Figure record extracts
════
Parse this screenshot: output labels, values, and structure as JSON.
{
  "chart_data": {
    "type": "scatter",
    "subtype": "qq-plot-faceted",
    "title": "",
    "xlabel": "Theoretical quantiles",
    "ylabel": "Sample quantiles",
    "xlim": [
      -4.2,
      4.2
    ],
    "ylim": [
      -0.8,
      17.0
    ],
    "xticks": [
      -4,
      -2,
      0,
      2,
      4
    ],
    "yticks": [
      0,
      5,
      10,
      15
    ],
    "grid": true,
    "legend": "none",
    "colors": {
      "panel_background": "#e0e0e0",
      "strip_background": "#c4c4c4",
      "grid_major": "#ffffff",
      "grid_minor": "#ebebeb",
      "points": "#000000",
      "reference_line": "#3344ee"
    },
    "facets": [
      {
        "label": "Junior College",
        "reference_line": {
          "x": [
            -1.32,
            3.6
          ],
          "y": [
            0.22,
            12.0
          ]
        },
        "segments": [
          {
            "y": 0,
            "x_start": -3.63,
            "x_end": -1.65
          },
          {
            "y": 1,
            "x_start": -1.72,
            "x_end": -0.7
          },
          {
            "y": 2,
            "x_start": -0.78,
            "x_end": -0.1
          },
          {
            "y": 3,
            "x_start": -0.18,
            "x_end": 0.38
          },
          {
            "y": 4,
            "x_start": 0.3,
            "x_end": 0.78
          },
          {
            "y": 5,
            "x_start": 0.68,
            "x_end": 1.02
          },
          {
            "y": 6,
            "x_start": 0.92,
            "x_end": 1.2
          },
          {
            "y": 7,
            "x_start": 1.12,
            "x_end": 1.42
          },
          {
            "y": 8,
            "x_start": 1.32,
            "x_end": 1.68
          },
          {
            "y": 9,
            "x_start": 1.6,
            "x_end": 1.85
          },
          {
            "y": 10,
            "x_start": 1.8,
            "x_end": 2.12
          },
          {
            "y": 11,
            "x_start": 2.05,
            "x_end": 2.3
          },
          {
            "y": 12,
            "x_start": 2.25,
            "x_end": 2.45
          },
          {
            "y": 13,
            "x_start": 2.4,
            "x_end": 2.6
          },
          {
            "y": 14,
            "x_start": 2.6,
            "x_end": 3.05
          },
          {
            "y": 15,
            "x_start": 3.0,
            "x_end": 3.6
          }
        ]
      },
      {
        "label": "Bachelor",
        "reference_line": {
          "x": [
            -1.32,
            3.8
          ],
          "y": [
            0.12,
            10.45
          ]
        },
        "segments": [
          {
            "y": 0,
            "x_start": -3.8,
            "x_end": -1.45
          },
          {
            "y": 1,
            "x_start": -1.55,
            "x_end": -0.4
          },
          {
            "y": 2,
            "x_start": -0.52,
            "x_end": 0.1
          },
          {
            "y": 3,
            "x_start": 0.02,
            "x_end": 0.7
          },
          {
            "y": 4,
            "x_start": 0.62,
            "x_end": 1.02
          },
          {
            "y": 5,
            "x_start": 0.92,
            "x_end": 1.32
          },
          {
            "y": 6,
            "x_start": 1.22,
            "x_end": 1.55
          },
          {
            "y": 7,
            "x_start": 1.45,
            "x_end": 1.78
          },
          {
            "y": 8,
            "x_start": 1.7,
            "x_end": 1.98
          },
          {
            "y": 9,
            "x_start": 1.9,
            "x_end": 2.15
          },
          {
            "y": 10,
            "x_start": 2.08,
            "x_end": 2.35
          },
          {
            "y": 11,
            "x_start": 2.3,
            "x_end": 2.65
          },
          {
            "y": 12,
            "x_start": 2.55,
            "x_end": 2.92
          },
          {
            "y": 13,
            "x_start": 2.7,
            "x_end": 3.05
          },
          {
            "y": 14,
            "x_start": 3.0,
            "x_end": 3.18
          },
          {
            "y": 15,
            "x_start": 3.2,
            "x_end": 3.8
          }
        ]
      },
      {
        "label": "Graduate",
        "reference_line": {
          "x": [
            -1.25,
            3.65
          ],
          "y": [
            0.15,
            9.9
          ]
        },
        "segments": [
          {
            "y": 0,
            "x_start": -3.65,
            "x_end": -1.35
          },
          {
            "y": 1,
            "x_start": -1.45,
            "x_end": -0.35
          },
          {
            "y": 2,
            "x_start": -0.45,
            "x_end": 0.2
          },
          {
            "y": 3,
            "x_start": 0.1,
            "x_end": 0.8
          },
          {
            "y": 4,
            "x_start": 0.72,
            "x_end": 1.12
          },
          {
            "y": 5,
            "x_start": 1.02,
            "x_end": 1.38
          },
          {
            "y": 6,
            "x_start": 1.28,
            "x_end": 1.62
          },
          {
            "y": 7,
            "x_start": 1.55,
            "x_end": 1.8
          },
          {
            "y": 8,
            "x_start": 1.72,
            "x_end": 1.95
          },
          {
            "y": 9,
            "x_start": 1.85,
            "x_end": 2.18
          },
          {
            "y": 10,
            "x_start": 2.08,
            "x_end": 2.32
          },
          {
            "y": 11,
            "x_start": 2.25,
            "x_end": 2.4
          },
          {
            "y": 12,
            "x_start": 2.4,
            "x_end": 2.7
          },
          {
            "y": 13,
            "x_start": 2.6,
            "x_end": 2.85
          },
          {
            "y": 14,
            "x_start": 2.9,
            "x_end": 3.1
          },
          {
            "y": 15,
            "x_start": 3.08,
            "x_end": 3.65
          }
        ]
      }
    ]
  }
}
════
DIRECTIVE = Set out the complete listing exactly as shown.

OUTPUT FOR THIS TASK =
Parse this screenshot: output labels, values, and structure as JSON.
{
  "chart_data": {
    "type": "scatter",
    "subtype": "qq-plot-faceted",
    "title": "",
    "xlabel": "Theoretical quantiles",
    "ylabel": "Sample quantiles",
    "xlim": [
      -4.2,
      4.2
    ],
    "ylim": [
      -0.8,
      17.0
    ],
    "xticks": [
      -4,
      -2,
      0,
      2,
      4
    ],
    "yticks": [
      0,
      5,
      10,
      15
    ],
    "grid": true,
    "legend": "none",
    "colors": {
      "panel_background": "#e0e0e0",
      "strip_background": "#c4c4c4",
      "grid_major": "#ffffff",
      "grid_minor": "#ebebeb",
      "points": "#000000",
      "reference_line": "#3344ee"
    },
    "facets": [
      {
        "label": "Junior College",
        "reference_line": {
          "x": [
            -1.32,
            3.6
          ],
          "y": [
            0.22,
            12.0
          ]
        },
        "segments": [
          {
            "y": 0,
            "x_start": -3.63,
            "x_end": -1.65
          },
          {
            "y": 1,
            "x_start": -1.72,
            "x_end": -0.7
          },
          {
            "y": 2,
            "x_start": -0.78,
            "x_end": -0.1
          },
          {
            "y": 3,
            "x_start": -0.18,
            "x_end": 0.38
          },
          {
            "y": 4,
            "x_start": 0.3,
            "x_end": 0.78
          },
          {
            "y": 5,
            "x_start": 0.68,
            "x_end": 1.02
          },
          {
            "y": 6,
            "x_start": 0.92,
            "x_end": 1.2
          },
          {
            "y": 7,
            "x_start": 1.12,
            "x_end": 1.42
          },
          {
            "y": 8,
            "x_start": 1.32,
            "x_end": 1.68
          },
          {
            "y": 9,
            "x_start": 1.6,
            "x_end": 1.85
          },
          {
            "y": 10,
            "x_start": 1.8,
            "x_end": 2.12
          },
          {
            "y": 11,
            "x_start": 2.05,
            "x_end": 2.3
          },
          {
            "y": 12,
            "x_start": 2.25,
            "x_end": 2.45
          },
          {
            "y": 13,
            "x_start": 2.4,
            "x_end": 2.6
          },
          {
            "y": 14,
            "x_start": 2.6,
            "x_end": 3.05
          },
          {
            "y": 15,
            "x_start": 3.0,
            "x_end": 3.6
          }
        ]
      },
      {
        "label": "Bachelor",
        "reference_line": {
          "x": [
            -1.32,
            3.8
          ],
          "y": [
            0.12,
            10.45
          ]
        },
        "segments": [
          {
            "y": 0,
            "x_start": -3.8,
            "x_end": -1.45
          },
          {
            "y": 1,
            "x_start": -1.55,
            "x_end": -0.4
          },
          {
            "y": 2,
            "x_start": -0.52,
            "x_end": 0.1
          },
          {
            "y": 3,
            "x_start": 0.02,
            "x_end": 0.7
          },
          {
            "y": 4,
            "x_start": 0.62,
            "x_end": 1.02
          },
          {
            "y": 5,
            "x_start": 0.92,
            "x_end": 1.32
          },
          {
            "y": 6,
            "x_start": 1.22,
            "x_end": 1.55
          },
          {
            "y": 7,
            "x_start": 1.45,
            "x_end": 1.78
          },
          {
            "y": 8,
            "x_start": 1.7,
            "x_end": 1.98
          },
          {
            "y": 9,
            "x_start": 1.9,
            "x_end": 2.15
          },
          {
            "y": 10,
            "x_start": 2.08,
            "x_end": 2.35
          },
          {
            "y": 11,
            "x_start": 2.3,
            "x_end": 2.65
          },
          {
            "y": 12,
            "x_start": 2.55,
            "x_end": 2.92
          },
          {
            "y": 13,
            "x_start": 2.7,
            "x_end": 3.05
          },
          {
            "y": 14,
            "x_start": 3.0,
            "x_end": 3.18
          },
          {
            "y": 15,
            "x_start": 3.2,
            "x_end": 3.8
          }
        ]
      },
      {
        "label": "Graduate",
        "reference_line": {
          "x": [
            -1.25,
            3.65
          ],
          "y": [
            0.15,
            9.9
          ]
        },
        "segments": [
          {
            "y": 0,
            "x_start": -3.65,
            "x_end": -1.35
          },
          {
            "y": 1,
            "x_start": -1.45,
            "x_end": -0.35
          },
          {
            "y": 2,
            "x_start": -0.45,
            "x_end": 0.2
          },
          {
            "y": 3,
            "x_start": 0.1,
            "x_end": 0.8
          },
          {
            "y": 4,
            "x_start": 0.72,
            "x_end": 1.12
          },
          {
            "y": 5,
            "x_start": 1.02,
            "x_end": 1.38
          },
          {
            "y": 6,
            "x_start": 1.28,
            "x_end": 1.62
          },
          {
            "y": 7,
            "x_start": 1.55,
            "x_end": 1.8
          },
          {
            "y": 8,
            "x_start": 1.72,
            "x_end": 1.95
          },
          {
            "y": 9,
            "x_start": 1.85,
            "x_end": 2.18
          },
          {
            "y": 10,
            "x_start": 2.08,
            "x_end": 2.32
          },
          {
            "y": 11,
            "x_start": 2.25,
            "x_end": 2.4
          },
          {
            "y": 12,
            "x_start": 2.4,
            "x_end": 2.7
          },
          {
            "y": 13,
            "x_start": 2.6,
            "x_end": 2.85
          },
          {
            "y": 14,
            "x_start": 2.9,
            "x_end": 3.1
          },
          {
            "y": 15,
            "x_start": 3.08,
            "x_end": 3.65
          }
        ]
      }
    ]
  }
}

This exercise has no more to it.